___ AVAILABLE RECORDS ___

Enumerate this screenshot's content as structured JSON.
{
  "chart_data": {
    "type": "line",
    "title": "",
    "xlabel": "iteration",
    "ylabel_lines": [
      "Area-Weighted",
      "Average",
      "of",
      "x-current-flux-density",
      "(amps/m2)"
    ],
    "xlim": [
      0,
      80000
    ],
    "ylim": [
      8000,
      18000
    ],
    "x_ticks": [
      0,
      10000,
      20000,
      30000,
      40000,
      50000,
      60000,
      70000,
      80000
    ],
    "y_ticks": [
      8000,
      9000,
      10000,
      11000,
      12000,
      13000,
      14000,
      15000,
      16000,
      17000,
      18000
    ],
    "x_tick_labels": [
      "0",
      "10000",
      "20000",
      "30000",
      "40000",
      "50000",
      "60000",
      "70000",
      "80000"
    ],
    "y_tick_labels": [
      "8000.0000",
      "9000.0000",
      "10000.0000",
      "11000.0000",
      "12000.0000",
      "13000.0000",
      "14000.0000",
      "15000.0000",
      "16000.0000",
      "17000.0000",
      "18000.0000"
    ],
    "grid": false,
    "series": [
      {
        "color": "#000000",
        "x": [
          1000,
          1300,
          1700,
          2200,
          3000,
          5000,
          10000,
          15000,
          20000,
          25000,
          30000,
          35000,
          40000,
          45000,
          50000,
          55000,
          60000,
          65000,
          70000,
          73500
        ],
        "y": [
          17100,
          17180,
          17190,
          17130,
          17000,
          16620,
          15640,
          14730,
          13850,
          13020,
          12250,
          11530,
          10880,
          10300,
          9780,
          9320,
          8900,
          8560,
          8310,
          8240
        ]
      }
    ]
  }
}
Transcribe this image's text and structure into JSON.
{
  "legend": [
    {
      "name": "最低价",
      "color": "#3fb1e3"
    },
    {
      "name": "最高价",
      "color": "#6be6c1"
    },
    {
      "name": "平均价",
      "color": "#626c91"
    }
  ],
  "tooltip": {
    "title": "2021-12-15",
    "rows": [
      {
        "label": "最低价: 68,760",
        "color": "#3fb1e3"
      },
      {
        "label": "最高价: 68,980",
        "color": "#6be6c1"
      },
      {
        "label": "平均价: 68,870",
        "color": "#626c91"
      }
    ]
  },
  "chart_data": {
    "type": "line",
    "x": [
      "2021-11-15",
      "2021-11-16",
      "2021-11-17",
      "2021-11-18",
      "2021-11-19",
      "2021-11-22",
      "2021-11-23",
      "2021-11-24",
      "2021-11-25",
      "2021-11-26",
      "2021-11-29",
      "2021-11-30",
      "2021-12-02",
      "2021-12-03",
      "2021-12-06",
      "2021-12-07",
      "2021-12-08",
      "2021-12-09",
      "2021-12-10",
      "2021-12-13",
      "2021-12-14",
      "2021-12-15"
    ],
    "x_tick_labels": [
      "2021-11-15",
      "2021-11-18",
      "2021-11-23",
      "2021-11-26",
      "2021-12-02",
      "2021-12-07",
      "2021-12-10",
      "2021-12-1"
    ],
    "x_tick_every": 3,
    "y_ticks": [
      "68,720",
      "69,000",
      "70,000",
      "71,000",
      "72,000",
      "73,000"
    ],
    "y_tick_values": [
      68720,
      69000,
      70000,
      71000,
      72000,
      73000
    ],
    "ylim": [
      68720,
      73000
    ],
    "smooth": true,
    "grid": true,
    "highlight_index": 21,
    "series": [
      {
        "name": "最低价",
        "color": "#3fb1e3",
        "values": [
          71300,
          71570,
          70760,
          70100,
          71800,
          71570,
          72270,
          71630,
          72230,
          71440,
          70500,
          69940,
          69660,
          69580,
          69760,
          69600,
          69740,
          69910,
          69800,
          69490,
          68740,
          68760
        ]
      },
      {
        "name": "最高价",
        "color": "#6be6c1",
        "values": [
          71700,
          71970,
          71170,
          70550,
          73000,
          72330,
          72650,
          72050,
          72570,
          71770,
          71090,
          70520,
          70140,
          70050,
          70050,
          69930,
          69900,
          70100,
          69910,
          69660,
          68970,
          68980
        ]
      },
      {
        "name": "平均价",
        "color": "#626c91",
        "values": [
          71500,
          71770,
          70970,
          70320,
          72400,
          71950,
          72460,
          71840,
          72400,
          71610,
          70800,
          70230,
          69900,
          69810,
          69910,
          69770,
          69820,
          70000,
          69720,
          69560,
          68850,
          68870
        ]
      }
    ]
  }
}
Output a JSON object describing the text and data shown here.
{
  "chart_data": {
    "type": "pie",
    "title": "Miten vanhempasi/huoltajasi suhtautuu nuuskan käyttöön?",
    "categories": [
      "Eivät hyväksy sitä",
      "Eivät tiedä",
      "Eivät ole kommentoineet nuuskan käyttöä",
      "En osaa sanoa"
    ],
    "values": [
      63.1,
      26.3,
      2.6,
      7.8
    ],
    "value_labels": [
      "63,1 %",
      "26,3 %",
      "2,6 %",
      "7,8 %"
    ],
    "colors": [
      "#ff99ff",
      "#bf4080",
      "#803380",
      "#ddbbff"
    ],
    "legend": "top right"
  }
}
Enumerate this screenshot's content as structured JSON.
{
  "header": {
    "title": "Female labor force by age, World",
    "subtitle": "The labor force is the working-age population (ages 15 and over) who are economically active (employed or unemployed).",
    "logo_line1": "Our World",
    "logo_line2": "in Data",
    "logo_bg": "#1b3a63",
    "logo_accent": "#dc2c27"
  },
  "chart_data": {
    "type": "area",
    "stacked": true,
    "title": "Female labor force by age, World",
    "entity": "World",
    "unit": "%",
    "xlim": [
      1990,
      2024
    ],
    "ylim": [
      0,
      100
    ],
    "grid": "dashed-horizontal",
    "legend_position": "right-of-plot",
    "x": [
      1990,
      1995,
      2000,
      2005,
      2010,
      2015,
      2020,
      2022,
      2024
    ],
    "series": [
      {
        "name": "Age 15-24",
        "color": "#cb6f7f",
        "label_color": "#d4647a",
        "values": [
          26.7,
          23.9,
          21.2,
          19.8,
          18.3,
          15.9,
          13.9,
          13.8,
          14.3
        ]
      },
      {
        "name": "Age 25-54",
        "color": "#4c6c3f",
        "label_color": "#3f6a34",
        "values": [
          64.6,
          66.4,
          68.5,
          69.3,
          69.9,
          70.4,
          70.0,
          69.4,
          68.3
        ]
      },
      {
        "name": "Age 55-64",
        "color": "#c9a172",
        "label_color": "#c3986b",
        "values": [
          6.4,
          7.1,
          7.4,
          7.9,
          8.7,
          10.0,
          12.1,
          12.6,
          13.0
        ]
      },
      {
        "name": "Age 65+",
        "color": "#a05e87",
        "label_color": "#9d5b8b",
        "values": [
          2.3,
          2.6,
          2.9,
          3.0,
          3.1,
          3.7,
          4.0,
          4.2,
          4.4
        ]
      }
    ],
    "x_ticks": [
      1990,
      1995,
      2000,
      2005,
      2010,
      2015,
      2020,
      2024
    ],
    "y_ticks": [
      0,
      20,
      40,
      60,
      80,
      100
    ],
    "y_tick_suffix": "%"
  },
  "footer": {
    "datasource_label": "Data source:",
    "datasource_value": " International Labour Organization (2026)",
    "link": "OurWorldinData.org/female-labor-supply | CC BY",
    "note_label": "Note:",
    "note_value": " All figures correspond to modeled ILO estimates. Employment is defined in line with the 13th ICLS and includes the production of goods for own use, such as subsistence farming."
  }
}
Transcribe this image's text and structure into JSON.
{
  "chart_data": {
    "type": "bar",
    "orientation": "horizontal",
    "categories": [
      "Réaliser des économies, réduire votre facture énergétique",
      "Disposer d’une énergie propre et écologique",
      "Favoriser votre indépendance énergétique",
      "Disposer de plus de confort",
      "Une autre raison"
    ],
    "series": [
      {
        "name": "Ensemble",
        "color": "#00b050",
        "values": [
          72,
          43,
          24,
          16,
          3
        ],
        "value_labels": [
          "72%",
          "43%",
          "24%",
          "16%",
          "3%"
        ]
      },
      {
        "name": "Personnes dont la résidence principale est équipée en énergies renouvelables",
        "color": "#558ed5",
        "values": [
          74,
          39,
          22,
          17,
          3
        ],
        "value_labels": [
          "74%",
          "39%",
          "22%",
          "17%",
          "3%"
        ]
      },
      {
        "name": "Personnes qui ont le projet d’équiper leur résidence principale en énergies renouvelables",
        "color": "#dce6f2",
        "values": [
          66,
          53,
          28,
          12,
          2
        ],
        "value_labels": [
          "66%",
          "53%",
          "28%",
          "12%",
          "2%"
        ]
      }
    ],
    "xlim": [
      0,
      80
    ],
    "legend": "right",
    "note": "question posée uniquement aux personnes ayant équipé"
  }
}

___

_STATED TASK:_
Find all the lines containing "énergétique" in the material, then copy them.

_THE OUTPUT:_
      "Réaliser des économies, réduire votre facture énergétique",
      "Favoriser votre indépendance énergétique",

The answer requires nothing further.